Task brief
Starting at the line that holds "Output the text content of this document.", copy every line exactly through the end of the data, and no others.

Information shown
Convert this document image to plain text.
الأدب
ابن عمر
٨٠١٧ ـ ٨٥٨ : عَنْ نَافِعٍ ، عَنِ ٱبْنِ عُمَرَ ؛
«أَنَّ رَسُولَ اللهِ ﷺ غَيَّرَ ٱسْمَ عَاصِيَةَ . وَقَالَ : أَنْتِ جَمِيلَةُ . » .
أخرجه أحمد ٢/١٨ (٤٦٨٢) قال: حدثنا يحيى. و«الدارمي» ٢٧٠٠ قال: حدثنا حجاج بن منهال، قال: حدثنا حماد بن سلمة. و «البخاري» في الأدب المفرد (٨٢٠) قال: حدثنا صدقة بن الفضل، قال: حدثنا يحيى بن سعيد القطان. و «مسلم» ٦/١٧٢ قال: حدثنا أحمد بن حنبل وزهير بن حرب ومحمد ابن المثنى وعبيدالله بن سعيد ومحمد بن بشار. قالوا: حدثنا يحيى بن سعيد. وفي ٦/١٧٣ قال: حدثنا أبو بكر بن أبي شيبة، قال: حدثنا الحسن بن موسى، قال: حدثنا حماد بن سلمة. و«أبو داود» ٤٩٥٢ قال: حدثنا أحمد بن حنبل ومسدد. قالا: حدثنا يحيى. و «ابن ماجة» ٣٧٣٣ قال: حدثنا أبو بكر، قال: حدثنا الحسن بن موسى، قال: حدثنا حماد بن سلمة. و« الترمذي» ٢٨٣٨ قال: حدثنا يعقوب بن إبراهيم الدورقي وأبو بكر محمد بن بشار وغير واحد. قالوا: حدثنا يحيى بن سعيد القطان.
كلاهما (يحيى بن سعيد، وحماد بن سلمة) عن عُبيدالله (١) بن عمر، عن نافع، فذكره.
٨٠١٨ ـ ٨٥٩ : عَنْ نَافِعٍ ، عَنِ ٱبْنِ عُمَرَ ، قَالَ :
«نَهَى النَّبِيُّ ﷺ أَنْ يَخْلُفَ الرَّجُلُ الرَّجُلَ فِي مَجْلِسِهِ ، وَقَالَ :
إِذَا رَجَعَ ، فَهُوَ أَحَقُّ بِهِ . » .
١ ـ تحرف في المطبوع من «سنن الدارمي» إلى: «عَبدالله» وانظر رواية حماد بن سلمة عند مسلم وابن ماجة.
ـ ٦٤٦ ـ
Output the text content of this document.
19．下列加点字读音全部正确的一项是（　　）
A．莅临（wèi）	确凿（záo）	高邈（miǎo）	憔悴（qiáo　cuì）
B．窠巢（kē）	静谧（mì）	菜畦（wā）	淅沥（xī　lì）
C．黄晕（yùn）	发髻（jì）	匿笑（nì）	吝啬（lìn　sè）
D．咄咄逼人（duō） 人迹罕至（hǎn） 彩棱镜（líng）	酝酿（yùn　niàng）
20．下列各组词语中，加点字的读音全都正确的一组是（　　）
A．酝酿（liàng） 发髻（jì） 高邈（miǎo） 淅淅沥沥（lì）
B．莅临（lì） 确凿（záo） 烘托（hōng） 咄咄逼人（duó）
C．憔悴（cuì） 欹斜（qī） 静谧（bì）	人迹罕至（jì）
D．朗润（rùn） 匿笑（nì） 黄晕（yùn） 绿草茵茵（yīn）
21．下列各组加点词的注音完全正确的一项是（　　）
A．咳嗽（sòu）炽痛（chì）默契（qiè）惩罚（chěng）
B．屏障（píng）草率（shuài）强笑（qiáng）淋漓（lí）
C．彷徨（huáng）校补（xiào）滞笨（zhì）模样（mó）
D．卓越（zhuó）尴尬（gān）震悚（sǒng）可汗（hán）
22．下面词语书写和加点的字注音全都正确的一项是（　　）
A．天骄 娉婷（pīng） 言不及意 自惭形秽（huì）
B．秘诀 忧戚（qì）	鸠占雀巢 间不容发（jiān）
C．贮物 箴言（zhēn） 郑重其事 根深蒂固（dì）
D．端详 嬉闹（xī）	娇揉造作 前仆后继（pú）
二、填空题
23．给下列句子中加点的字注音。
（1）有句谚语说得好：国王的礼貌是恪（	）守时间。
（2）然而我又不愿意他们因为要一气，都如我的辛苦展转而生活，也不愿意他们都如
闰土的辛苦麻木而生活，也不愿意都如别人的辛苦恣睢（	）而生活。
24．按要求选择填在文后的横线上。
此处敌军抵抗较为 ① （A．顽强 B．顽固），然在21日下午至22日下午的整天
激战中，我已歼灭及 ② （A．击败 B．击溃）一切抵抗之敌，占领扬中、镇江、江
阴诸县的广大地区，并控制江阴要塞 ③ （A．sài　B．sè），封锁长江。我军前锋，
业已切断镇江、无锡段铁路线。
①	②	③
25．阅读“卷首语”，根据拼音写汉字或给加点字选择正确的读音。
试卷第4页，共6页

Solution for this task
Output the text content of this document.
19．下列加点字读音全部正确的一项是（　　）
A．莅临（wèi）	确凿（záo）	高邈（miǎo）	憔悴（qiáo　cuì）
B．窠巢（kē）	静谧（mì）	菜畦（wā）	淅沥（xī　lì）
C．黄晕（yùn）	发髻（jì）	匿笑（nì）	吝啬（lìn　sè）
D．咄咄逼人（duō） 人迹罕至（hǎn） 彩棱镜（líng）	酝酿（yùn　niàng）
20．下列各组词语中，加点字的读音全都正确的一组是（　　）
A．酝酿（liàng） 发髻（jì） 高邈（miǎo） 淅淅沥沥（lì）
B．莅临（lì） 确凿（záo） 烘托（hōng） 咄咄逼人（duó）
C．憔悴（cuì） 欹斜（qī） 静谧（bì）	人迹罕至（jì）
D．朗润（rùn） 匿笑（nì） 黄晕（yùn） 绿草茵茵（yīn）
21．下列各组加点词的注音完全正确的一项是（　　）
A．咳嗽（sòu）炽痛（chì）默契（qiè）惩罚（chěng）
B．屏障（píng）草率（shuài）强笑（qiáng）淋漓（lí）
C．彷徨（huáng）校补（xiào）滞笨（zhì）模样（mó）
D．卓越（zhuó）尴尬（gān）震悚（sǒng）可汗（hán）
22．下面词语书写和加点的字注音全都正确的一项是（　　）
A．天骄 娉婷（pīng） 言不及意 自惭形秽（huì）
B．秘诀 忧戚（qì）	鸠占雀巢 间不容发（jiān）
C．贮物 箴言（zhēn） 郑重其事 根深蒂固（dì）
D．端详 嬉闹（xī）	娇揉造作 前仆后继（pú）
二、填空题
23．给下列句子中加点的字注音。
（1）有句谚语说得好：国王的礼貌是恪（	）守时间。
（2）然而我又不愿意他们因为要一气，都如我的辛苦展转而生活，也不愿意他们都如
闰土的辛苦麻木而生活，也不愿意都如别人的辛苦恣睢（	）而生活。
24．按要求选择填在文后的横线上。
此处敌军抵抗较为 ① （A．顽强 B．顽固），然在21日下午至22日下午的整天
激战中，我已歼灭及 ② （A．击败 B．击溃）一切抵抗之敌，占领扬中、镇江、江
阴诸县的广大地区，并控制江阴要塞 ③ （A．sài　B．sè），封锁长江。我军前锋，
业已切断镇江、无锡段铁路线。
①	②	③
25．阅读“卷首语”，根据拼音写汉字或给加点字选择正确的读音。
试卷第4页，共6页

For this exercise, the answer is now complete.